- **What you will do**
Could the whole of the data below be written out verbatim?
++++++++++
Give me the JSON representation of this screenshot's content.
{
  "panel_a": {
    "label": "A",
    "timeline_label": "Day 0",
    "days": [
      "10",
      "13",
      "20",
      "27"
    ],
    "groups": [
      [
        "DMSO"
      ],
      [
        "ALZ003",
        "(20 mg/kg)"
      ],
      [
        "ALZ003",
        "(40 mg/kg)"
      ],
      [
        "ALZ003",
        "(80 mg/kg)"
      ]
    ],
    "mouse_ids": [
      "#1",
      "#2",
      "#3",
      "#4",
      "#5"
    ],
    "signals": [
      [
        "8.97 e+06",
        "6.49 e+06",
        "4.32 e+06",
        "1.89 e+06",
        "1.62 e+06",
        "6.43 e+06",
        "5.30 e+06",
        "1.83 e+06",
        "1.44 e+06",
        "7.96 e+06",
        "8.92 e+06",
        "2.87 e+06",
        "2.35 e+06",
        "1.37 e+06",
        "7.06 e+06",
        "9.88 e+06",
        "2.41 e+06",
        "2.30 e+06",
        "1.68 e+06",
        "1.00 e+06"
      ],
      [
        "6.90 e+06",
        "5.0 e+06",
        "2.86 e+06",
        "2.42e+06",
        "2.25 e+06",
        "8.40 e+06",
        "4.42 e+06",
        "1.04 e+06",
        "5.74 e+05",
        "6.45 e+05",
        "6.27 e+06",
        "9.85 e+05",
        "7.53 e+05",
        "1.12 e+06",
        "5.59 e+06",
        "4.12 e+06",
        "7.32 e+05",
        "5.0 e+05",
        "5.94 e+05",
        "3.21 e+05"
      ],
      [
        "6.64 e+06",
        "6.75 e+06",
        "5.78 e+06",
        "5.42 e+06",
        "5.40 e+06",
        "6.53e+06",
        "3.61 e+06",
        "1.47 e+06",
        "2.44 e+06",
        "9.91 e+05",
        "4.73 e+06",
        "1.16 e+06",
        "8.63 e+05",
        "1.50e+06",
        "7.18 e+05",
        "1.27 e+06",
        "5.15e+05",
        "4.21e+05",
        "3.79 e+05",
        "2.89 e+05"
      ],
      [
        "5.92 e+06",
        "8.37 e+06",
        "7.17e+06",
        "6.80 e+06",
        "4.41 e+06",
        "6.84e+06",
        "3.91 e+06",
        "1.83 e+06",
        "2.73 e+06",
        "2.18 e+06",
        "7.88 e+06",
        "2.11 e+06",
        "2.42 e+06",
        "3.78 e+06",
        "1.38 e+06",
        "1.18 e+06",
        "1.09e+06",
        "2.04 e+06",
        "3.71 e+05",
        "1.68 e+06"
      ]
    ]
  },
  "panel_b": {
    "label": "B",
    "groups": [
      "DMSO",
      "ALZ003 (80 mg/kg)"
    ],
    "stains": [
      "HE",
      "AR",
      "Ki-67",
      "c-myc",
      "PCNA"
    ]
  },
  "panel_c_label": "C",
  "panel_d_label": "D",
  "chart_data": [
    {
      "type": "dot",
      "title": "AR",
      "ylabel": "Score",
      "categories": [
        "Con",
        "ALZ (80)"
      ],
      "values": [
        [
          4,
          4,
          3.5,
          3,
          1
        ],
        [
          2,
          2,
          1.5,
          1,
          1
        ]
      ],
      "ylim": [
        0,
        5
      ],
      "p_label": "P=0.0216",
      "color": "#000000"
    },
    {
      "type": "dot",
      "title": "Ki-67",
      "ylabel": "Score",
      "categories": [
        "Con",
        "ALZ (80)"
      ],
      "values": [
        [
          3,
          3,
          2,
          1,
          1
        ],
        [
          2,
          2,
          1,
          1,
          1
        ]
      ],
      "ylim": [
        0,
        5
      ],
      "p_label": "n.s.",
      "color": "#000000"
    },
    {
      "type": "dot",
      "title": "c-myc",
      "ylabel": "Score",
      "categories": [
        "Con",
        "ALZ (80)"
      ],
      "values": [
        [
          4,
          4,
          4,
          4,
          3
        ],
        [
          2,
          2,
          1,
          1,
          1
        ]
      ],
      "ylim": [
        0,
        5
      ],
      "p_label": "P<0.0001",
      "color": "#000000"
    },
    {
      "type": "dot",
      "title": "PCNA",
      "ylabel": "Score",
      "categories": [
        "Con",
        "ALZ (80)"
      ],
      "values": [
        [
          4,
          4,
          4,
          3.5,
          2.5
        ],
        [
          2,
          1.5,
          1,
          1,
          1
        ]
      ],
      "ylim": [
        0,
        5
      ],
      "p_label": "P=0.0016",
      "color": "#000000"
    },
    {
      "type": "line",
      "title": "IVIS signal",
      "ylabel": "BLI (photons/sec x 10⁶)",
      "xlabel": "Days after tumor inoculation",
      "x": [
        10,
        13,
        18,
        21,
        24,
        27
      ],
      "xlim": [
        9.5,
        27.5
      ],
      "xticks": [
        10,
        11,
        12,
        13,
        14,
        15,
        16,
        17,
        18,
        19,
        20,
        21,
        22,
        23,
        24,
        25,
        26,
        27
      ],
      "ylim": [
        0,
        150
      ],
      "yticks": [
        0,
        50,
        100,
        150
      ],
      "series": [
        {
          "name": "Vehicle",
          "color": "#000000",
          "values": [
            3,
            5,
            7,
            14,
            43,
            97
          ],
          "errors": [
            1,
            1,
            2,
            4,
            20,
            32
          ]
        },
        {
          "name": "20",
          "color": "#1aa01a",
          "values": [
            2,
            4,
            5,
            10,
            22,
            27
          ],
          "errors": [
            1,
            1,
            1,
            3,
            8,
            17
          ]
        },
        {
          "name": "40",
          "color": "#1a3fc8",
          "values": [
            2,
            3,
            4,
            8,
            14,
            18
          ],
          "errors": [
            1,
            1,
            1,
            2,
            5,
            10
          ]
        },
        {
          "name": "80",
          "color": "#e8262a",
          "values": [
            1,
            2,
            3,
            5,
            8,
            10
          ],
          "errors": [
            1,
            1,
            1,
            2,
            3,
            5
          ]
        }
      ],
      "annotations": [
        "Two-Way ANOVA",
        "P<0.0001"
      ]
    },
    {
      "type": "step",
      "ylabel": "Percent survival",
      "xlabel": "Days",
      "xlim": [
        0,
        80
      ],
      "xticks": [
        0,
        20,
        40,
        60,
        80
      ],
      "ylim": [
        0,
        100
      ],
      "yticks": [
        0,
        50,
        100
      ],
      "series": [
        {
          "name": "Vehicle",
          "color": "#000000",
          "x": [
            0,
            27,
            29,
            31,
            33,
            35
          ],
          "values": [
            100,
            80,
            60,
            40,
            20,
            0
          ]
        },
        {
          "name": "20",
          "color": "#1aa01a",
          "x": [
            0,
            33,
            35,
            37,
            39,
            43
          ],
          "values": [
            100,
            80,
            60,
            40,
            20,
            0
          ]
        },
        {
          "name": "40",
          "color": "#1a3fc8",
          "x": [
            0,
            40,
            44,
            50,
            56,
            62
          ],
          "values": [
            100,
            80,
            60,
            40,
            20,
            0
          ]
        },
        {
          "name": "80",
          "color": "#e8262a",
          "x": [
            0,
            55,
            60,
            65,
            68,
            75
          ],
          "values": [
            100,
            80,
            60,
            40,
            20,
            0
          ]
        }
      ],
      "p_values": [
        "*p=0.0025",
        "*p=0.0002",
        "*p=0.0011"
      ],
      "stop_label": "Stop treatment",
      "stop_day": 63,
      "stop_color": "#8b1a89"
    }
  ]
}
++++++++++
- **Solution to the problem**
Give me the JSON representation of this screenshot's content.
{
  "panel_a": {
    "label": "A",
    "timeline_label": "Day 0",
    "days": [
      "10",
      "13",
      "20",
      "27"
    ],
    "groups": [
      [
        "DMSO"
      ],
      [
        "ALZ003",
        "(20 mg/kg)"
      ],
      [
        "ALZ003",
        "(40 mg/kg)"
      ],
      [
        "ALZ003",
        "(80 mg/kg)"
      ]
    ],
    "mouse_ids": [
      "#1",
      "#2",
      "#3",
      "#4",
      "#5"
    ],
    "signals": [
      [
        "8.97 e+06",
        "6.49 e+06",
        "4.32 e+06",
        "1.89 e+06",
        "1.62 e+06",
        "6.43 e+06",
        "5.30 e+06",
        "1.83 e+06",
        "1.44 e+06",
        "7.96 e+06",
        "8.92 e+06",
        "2.87 e+06",
        "2.35 e+06",
        "1.37 e+06",
        "7.06 e+06",
        "9.88 e+06",
        "2.41 e+06",
        "2.30 e+06",
        "1.68 e+06",
        "1.00 e+06"
      ],
      [
        "6.90 e+06",
        "5.0 e+06",
        "2.86 e+06",
        "2.42e+06",
        "2.25 e+06",
        "8.40 e+06",
        "4.42 e+06",
        "1.04 e+06",
        "5.74 e+05",
        "6.45 e+05",
        "6.27 e+06",
        "9.85 e+05",
        "7.53 e+05",
        "1.12 e+06",
        "5.59 e+06",
        "4.12 e+06",
        "7.32 e+05",
        "5.0 e+05",
        "5.94 e+05",
        "3.21 e+05"
      ],
      [
        "6.64 e+06",
        "6.75 e+06",
        "5.78 e+06",
        "5.42 e+06",
        "5.40 e+06",
        "6.53e+06",
        "3.61 e+06",
        "1.47 e+06",
        "2.44 e+06",
        "9.91 e+05",
        "4.73 e+06",
        "1.16 e+06",
        "8.63 e+05",
        "1.50e+06",
        "7.18 e+05",
        "1.27 e+06",
        "5.15e+05",
        "4.21e+05",
        "3.79 e+05",
        "2.89 e+05"
      ],
      [
        "5.92 e+06",
        "8.37 e+06",
        "7.17e+06",
        "6.80 e+06",
        "4.41 e+06",
        "6.84e+06",
        "3.91 e+06",
        "1.83 e+06",
        "2.73 e+06",
        "2.18 e+06",
        "7.88 e+06",
        "2.11 e+06",
        "2.42 e+06",
        "3.78 e+06",
        "1.38 e+06",
        "1.18 e+06",
        "1.09e+06",
        "2.04 e+06",
        "3.71 e+05",
        "1.68 e+06"
      ]
    ]
  },
  "panel_b": {
    "label": "B",
    "groups": [
      "DMSO",
      "ALZ003 (80 mg/kg)"
    ],
    "stains": [
      "HE",
      "AR",
      "Ki-67",
      "c-myc",
      "PCNA"
    ]
  },
  "panel_c_label": "C",
  "panel_d_label": "D",
  "chart_data": [
    {
      "type": "dot",
      "title": "AR",
      "ylabel": "Score",
      "categories": [
        "Con",
        "ALZ (80)"
      ],
      "values": [
        [
          4,
          4,
          3.5,
          3,
          1
        ],
        [
          2,
          2,
          1.5,
          1,
          1
        ]
      ],
      "ylim": [
        0,
        5
      ],
      "p_label": "P=0.0216",
      "color": "#000000"
    },
    {
      "type": "dot",
      "title": "Ki-67",
      "ylabel": "Score",
      "categories": [
        "Con",
        "ALZ (80)"
      ],
      "values": [
        [
          3,
          3,
          2,
          1,
          1
        ],
        [
          2,
          2,
          1,
          1,
          1
        ]
      ],
      "ylim": [
        0,
        5
      ],
      "p_label": "n.s.",
      "color": "#000000"
    },
    {
      "type": "dot",
      "title": "c-myc",
      "ylabel": "Score",
      "categories": [
        "Con",
        "ALZ (80)"
      ],
      "values": [
        [
          4,
          4,
          4,
          4,
          3
        ],
        [
          2,
          2,
          1,
          1,
          1
        ]
      ],
      "ylim": [
        0,
        5
      ],
      "p_label": "P<0.0001",
      "color": "#000000"
    },
    {
      "type": "dot",
      "title": "PCNA",
      "ylabel": "Score",
      "categories": [
        "Con",
        "ALZ (80)"
      ],
      "values": [
        [
          4,
          4,
          4,
          3.5,
          2.5
        ],
        [
          2,
          1.5,
          1,
          1,
          1
        ]
      ],
      "ylim": [
        0,
        5
      ],
      "p_label": "P=0.0016",
      "color": "#000000"
    },
    {
      "type": "line",
      "title": "IVIS signal",
      "ylabel": "BLI (photons/sec x 10⁶)",
      "xlabel": "Days after tumor inoculation",
      "x": [
        10,
        13,
        18,
        21,
        24,
        27
      ],
      "xlim": [
        9.5,
        27.5
      ],
      "xticks": [
        10,
        11,
        12,
        13,
        14,
        15,
        16,
        17,
        18,
        19,
        20,
        21,
        22,
        23,
        24,
        25,
        26,
        27
      ],
      "ylim": [
        0,
        150
      ],
      "yticks": [
        0,
        50,
        100,
        150
      ],
      "series": [
        {
          "name": "Vehicle",
          "color": "#000000",
          "values": [
            3,
            5,
            7,
            14,
            43,
            97
          ],
          "errors": [
            1,
            1,
            2,
            4,
            20,
            32
          ]
        },
        {
          "name": "20",
          "color": "#1aa01a",
          "values": [
            2,
            4,
            5,
            10,
            22,
            27
          ],
          "errors": [
            1,
            1,
            1,
            3,
            8,
            17
          ]
        },
        {
          "name": "40",
          "color": "#1a3fc8",
          "values": [
            2,
            3,
            4,
            8,
            14,
            18
          ],
          "errors": [
            1,
            1,
            1,
            2,
            5,
            10
          ]
        },
        {
          "name": "80",
          "color": "#e8262a",
          "values": [
            1,
            2,
            3,
            5,
            8,
            10
          ],
          "errors": [
            1,
            1,
            1,
            2,
            3,
            5
          ]
        }
      ],
      "annotations": [
        "Two-Way ANOVA",
        "P<0.0001"
      ]
    },
    {
      "type": "step",
      "ylabel": "Percent survival",
      "xlabel": "Days",
      "xlim": [
        0,
        80
      ],
      "xticks": [
        0,
        20,
        40,
        60,
        80
      ],
      "ylim": [
        0,
        100
      ],
      "yticks": [
        0,
        50,
        100
      ],
      "series": [
        {
          "name": "Vehicle",
          "color": "#000000",
          "x": [
            0,
            27,
            29,
            31,
            33,
            35
          ],
          "values": [
            100,
            80,
            60,
            40,
            20,
            0
          ]
        },
        {
          "name": "20",
          "color": "#1aa01a",
          "x": [
            0,
            33,
            35,
            37,
            39,
            43
          ],
          "values": [
            100,
            80,
            60,
            40,
            20,
            0
          ]
        },
        {
          "name": "40",
          "color": "#1a3fc8",
          "x": [
            0,
            40,
            44,
            50,
            56,
            62
          ],
          "values": [
            100,
            80,
            60,
            40,
            20,
            0
          ]
        },
        {
          "name": "80",
          "color": "#e8262a",
          "x": [
            0,
            55,
            60,
            65,
            68,
            75
          ],
          "values": [
            100,
            80,
            60,
            40,
            20,
            0
          ]
        }
      ],
      "p_values": [
        "*p=0.0025",
        "*p=0.0002",
        "*p=0.0011"
      ],
      "stop_label": "Stop treatment",
      "stop_day": 63,
      "stop_color": "#8b1a89"
    }
  ]
}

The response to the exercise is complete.